Provided material:
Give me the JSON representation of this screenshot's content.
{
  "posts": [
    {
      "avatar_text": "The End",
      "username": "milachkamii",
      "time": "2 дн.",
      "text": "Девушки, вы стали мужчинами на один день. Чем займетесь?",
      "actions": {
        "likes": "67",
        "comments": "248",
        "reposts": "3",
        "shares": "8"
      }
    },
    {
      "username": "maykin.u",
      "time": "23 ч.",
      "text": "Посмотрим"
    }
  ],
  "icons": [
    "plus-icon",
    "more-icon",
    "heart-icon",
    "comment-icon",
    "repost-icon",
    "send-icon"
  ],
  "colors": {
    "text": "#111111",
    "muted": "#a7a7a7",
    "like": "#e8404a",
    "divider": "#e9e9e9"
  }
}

Stated task: Pull out the lines above in which the word "username" appears.

Task response:
      "username": "milachkamii",
      "username": "maykin.u",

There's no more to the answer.